# Records shown:
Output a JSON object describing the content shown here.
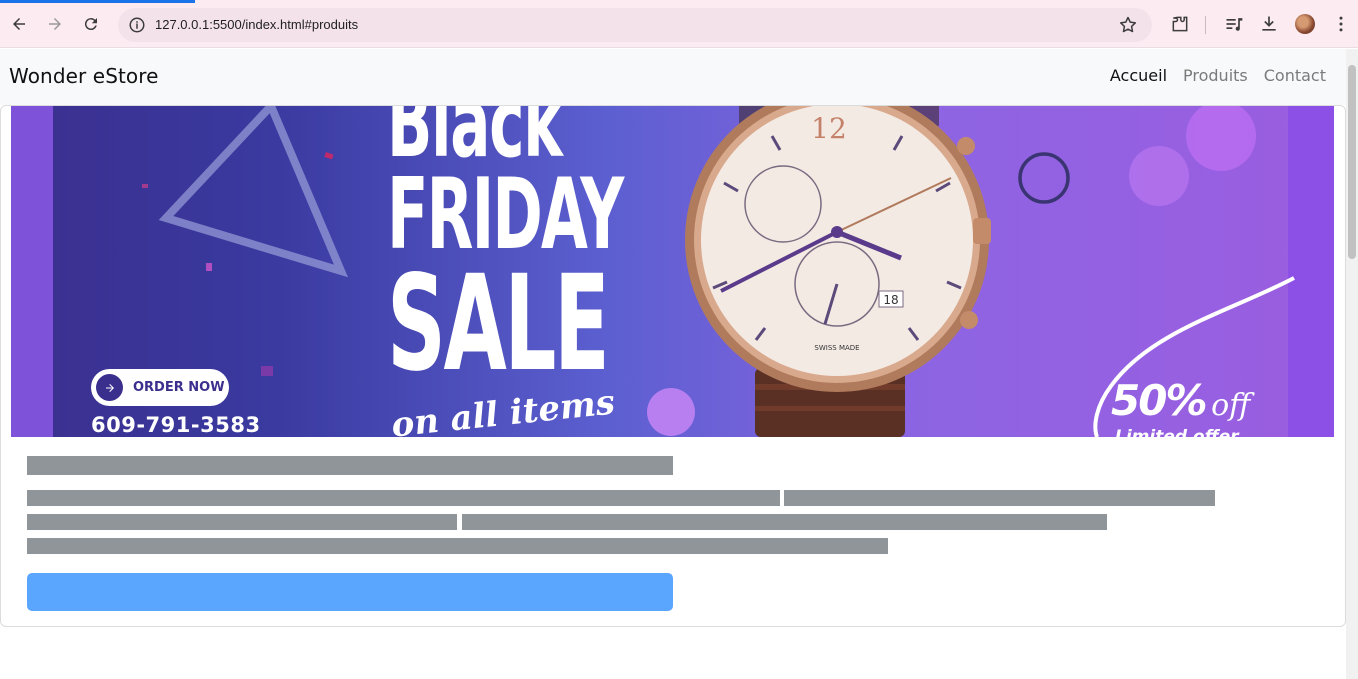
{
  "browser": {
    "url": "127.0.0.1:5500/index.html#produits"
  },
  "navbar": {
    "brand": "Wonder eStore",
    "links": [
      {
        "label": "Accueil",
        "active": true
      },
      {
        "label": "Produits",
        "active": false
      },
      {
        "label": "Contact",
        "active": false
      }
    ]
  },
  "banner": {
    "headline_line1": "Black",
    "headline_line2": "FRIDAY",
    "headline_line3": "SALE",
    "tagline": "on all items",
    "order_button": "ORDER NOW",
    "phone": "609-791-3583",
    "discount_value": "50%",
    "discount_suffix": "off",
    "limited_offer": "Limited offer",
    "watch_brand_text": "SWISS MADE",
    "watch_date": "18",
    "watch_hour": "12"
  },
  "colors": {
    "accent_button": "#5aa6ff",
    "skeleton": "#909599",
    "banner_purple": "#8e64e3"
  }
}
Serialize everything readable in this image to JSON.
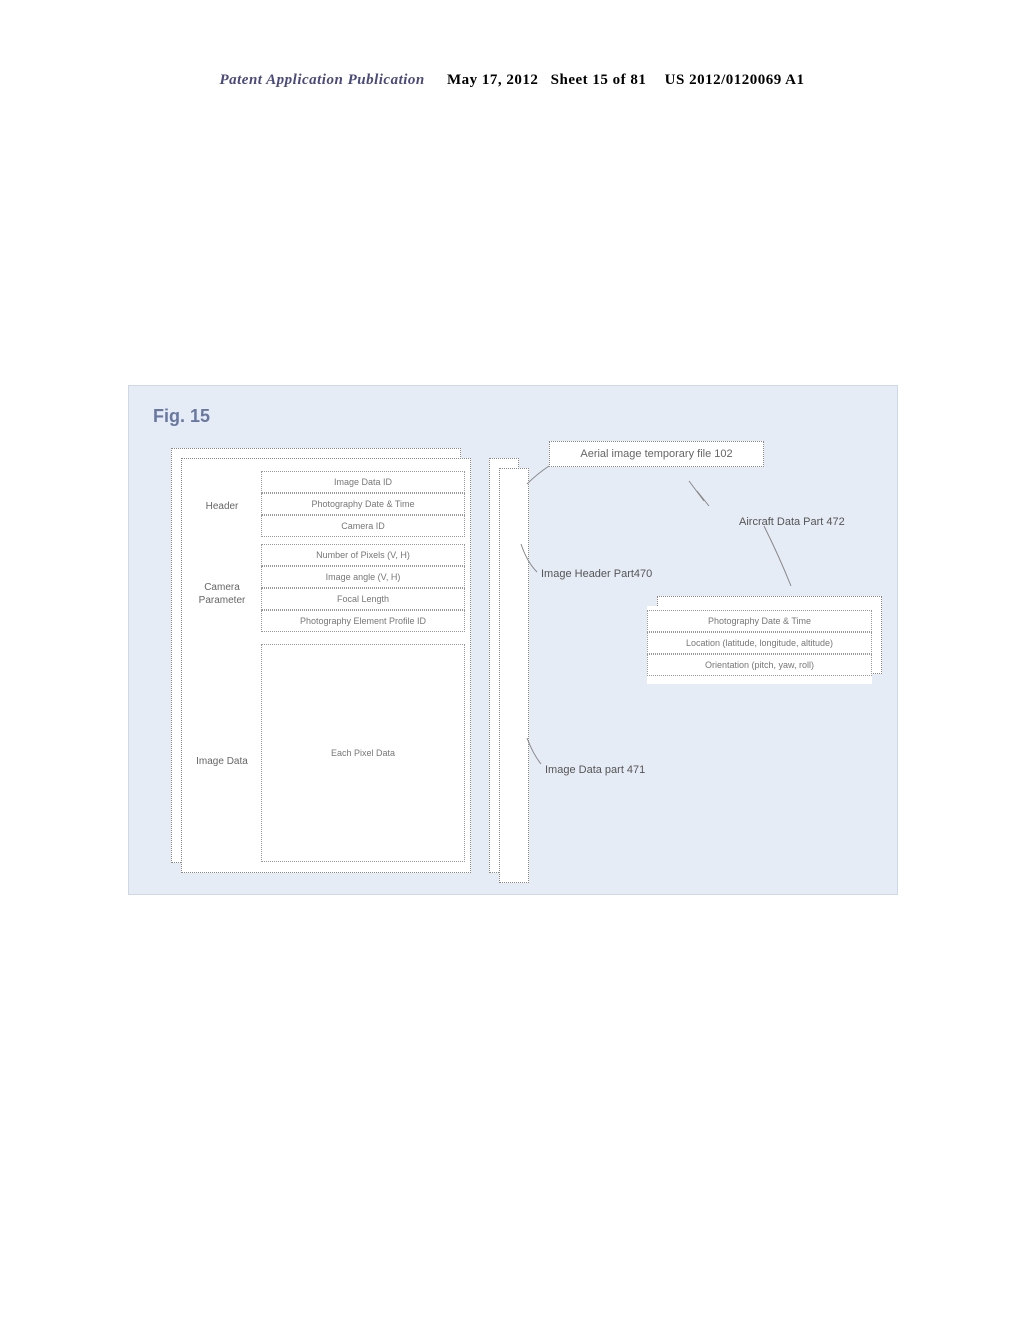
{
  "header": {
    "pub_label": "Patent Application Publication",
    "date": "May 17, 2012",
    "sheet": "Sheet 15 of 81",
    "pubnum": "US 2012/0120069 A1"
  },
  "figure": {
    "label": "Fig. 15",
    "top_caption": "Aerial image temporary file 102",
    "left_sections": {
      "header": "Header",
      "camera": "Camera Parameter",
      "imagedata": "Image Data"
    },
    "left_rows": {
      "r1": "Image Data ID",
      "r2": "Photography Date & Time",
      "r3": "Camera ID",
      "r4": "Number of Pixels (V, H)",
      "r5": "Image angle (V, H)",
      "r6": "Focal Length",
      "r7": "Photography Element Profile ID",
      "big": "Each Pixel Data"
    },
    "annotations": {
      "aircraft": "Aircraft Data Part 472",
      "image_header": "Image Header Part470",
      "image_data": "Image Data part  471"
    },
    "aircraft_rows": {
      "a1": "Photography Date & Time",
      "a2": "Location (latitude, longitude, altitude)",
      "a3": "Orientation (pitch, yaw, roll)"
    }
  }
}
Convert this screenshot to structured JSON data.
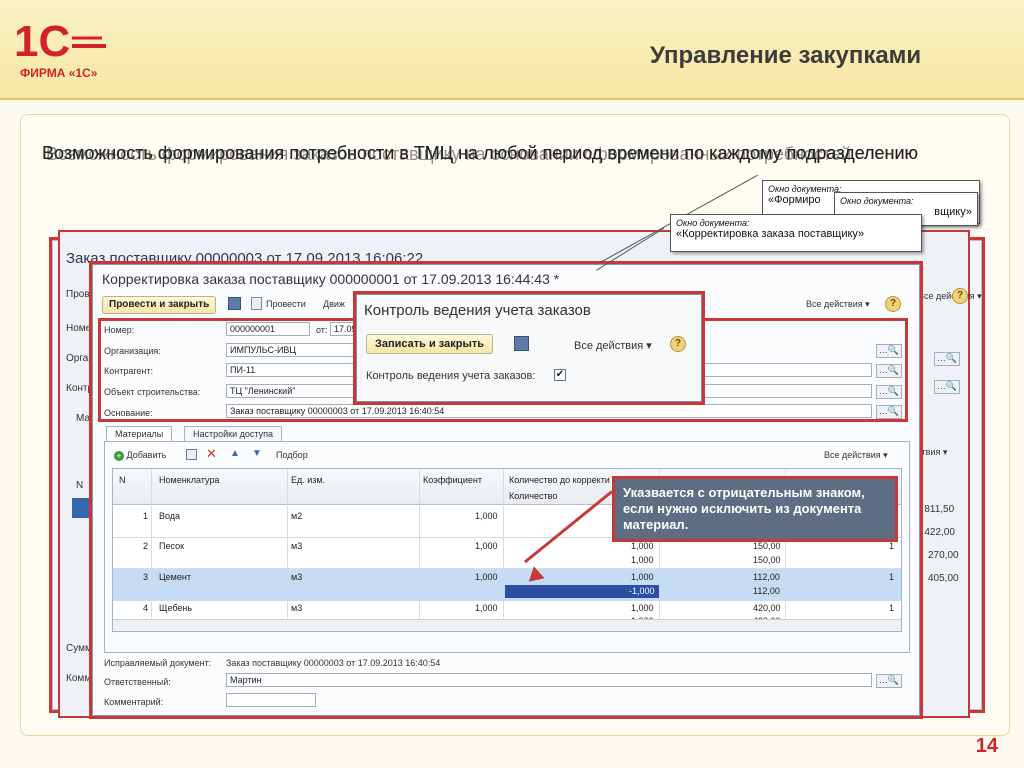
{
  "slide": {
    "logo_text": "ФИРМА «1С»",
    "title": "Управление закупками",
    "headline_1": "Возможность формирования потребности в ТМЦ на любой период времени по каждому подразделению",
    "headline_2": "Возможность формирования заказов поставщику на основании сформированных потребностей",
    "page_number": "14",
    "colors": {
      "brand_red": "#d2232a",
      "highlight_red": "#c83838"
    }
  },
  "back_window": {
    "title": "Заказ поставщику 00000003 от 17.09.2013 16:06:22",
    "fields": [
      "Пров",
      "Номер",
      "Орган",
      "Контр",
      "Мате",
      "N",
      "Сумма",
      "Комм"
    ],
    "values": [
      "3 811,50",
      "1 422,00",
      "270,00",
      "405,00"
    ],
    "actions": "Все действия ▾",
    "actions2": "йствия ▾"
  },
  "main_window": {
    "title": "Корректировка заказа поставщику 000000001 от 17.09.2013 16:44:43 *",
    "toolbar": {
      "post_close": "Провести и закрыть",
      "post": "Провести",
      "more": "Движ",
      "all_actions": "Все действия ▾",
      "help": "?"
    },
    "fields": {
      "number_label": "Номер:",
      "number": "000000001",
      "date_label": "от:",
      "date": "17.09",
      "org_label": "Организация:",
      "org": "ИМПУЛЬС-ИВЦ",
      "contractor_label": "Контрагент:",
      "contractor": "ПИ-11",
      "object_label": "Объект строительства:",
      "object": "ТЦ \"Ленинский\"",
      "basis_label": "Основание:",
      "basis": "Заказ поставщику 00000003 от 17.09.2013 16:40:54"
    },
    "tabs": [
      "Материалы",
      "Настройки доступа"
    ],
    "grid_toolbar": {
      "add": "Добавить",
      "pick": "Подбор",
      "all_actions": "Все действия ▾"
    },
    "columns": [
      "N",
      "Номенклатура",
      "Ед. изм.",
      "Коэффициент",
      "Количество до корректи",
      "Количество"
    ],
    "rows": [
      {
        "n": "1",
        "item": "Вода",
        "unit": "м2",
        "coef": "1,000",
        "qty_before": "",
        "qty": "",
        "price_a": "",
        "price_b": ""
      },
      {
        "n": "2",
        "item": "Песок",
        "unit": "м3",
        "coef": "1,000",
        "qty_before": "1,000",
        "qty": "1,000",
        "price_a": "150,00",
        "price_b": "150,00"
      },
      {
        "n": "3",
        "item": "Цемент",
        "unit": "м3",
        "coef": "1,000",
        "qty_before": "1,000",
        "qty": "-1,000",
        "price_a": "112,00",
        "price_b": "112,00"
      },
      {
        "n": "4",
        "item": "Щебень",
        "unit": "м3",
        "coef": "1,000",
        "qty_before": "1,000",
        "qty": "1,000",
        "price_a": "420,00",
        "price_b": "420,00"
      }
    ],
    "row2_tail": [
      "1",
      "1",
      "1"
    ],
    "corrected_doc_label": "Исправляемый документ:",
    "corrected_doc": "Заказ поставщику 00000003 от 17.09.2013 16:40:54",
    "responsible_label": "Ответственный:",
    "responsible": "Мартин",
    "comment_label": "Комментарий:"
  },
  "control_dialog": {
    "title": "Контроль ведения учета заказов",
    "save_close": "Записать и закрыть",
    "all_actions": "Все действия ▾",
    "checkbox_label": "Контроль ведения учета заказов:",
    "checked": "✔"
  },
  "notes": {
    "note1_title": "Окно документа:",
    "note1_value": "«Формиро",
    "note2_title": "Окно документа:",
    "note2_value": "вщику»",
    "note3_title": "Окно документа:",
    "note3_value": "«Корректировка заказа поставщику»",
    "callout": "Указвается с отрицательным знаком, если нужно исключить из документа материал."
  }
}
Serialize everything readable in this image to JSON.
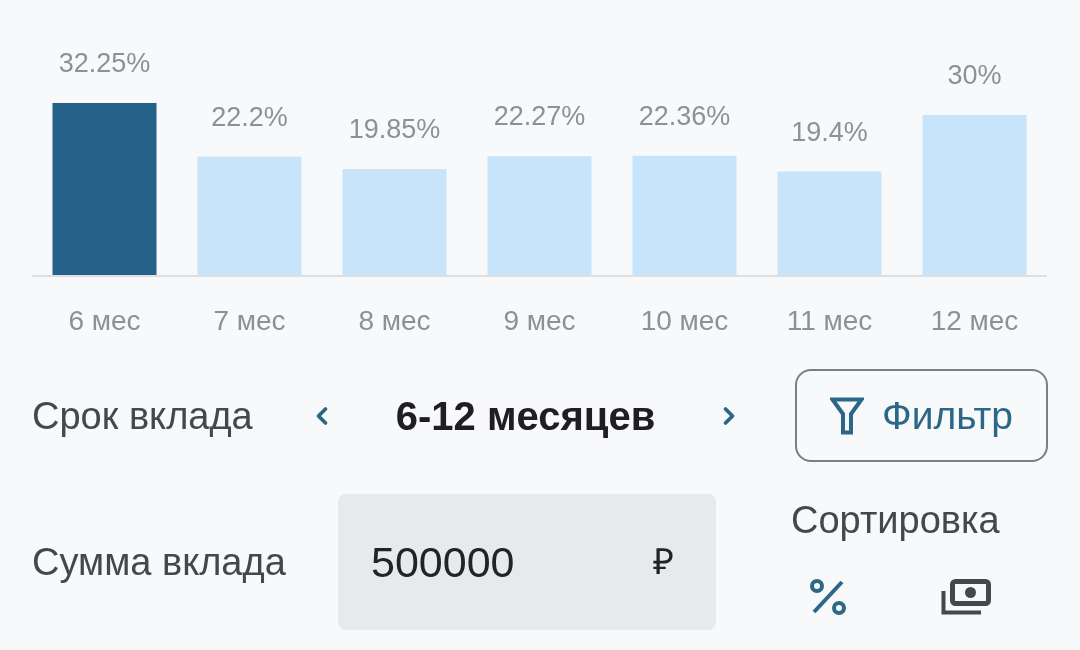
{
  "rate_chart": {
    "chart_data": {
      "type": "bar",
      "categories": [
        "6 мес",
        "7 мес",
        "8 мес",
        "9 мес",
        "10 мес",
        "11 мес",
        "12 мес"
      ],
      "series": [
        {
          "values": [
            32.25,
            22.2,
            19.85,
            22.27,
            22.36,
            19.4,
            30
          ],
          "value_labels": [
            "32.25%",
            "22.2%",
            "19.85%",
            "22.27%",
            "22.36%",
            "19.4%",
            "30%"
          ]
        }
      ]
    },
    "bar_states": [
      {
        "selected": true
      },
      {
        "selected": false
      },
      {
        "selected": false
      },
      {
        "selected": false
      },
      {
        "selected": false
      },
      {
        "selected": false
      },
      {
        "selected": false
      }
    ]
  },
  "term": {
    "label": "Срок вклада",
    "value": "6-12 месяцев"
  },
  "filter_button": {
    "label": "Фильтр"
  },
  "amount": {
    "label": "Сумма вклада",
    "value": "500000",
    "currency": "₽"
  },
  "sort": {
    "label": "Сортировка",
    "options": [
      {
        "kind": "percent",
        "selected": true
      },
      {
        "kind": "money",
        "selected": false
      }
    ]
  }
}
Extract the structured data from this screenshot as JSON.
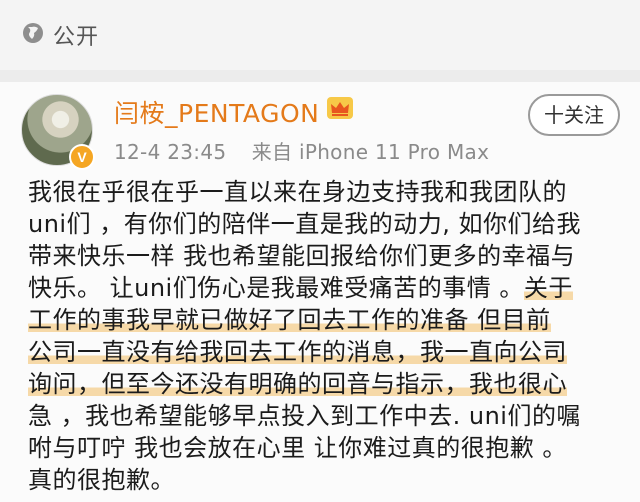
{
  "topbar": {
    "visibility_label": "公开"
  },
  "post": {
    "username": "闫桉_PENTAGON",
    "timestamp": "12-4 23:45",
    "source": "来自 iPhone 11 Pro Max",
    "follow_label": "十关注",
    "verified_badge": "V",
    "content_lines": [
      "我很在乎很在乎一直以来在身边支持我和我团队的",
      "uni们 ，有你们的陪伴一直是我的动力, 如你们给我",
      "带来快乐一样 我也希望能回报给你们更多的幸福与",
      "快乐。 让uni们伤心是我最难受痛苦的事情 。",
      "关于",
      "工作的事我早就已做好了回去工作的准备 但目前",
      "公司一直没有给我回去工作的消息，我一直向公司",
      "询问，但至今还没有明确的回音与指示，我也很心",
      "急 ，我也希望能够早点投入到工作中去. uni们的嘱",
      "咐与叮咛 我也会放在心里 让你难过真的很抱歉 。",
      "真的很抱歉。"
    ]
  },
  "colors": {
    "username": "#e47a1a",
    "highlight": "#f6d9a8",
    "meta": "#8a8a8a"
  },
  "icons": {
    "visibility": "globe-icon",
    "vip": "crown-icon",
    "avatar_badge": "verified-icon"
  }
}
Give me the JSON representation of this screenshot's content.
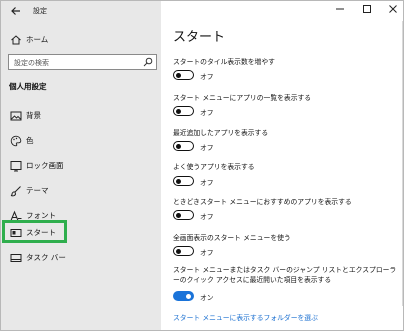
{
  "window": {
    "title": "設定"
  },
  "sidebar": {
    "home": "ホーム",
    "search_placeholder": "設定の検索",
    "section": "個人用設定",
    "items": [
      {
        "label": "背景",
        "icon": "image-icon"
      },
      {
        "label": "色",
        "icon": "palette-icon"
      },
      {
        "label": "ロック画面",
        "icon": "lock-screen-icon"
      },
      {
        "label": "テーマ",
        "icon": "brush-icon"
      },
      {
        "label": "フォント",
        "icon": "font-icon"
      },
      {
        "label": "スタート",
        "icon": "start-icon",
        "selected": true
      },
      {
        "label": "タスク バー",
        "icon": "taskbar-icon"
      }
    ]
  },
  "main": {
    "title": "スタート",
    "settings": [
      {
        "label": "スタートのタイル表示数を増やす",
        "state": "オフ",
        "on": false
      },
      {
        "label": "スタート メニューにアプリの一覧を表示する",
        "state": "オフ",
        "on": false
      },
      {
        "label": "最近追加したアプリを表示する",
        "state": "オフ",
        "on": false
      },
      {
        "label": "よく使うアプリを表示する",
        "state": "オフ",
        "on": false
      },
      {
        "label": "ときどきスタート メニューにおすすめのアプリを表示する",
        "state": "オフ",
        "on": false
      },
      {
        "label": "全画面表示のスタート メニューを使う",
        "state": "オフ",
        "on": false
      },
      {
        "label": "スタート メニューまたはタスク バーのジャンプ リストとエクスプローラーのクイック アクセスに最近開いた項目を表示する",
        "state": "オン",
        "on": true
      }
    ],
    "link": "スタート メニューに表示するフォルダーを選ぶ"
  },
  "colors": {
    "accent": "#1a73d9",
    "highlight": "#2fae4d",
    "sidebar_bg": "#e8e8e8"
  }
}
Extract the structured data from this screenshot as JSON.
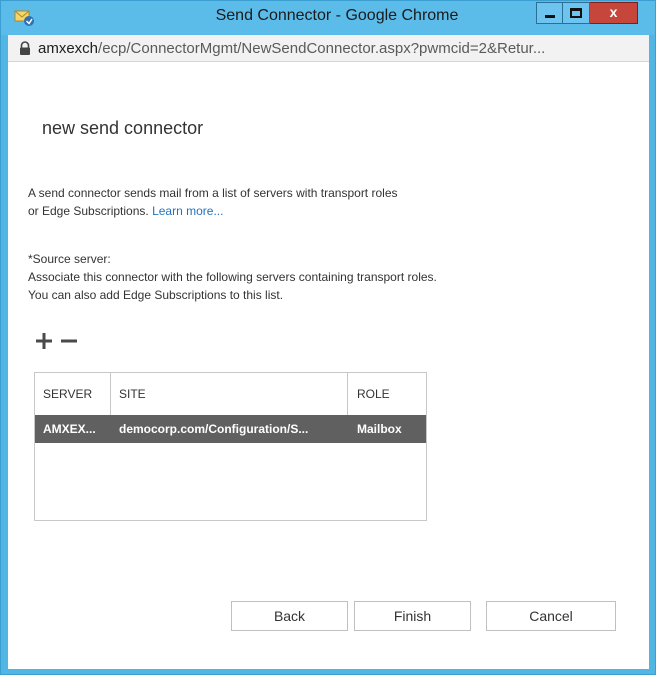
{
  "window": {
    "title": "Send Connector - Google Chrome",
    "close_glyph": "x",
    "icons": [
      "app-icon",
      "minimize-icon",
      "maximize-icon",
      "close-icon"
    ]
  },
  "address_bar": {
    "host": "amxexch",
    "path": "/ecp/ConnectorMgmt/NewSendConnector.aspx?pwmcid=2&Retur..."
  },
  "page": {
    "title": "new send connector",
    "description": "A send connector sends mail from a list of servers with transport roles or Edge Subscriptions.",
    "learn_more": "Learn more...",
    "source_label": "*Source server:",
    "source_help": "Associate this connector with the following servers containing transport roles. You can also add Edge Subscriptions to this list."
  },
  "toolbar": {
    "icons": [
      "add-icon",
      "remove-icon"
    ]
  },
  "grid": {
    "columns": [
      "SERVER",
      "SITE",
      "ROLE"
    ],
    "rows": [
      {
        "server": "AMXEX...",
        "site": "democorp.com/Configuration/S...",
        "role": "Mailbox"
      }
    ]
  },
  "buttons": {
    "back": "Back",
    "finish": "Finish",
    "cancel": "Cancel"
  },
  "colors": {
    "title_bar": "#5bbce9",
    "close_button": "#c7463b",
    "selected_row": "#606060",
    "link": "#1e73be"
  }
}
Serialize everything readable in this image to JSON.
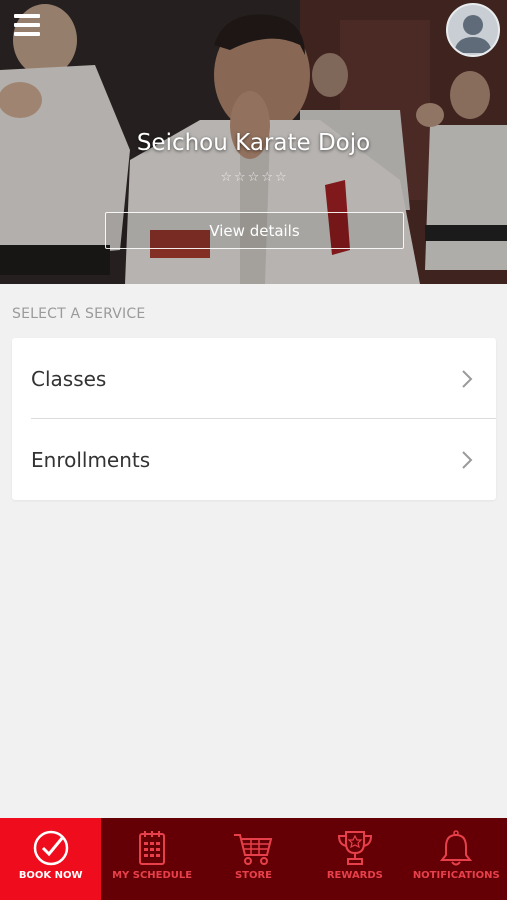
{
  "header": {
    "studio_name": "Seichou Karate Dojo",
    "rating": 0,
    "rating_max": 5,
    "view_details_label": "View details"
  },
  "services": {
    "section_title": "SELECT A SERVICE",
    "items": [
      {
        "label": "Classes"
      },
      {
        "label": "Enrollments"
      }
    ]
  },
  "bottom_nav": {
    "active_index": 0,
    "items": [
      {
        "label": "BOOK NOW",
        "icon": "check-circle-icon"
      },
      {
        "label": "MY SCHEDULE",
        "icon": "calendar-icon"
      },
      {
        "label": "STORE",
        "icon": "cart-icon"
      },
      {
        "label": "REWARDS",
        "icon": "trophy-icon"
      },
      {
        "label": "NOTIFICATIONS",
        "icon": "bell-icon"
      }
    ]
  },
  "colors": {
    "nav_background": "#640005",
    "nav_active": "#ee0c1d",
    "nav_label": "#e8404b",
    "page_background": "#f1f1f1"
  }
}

# What needs to be done:
Which lines hold the word "username"? Copy each of them from the records.

# Response below:
    "username": "闫桉_PENTAGON",
    "username": "#e47a1a",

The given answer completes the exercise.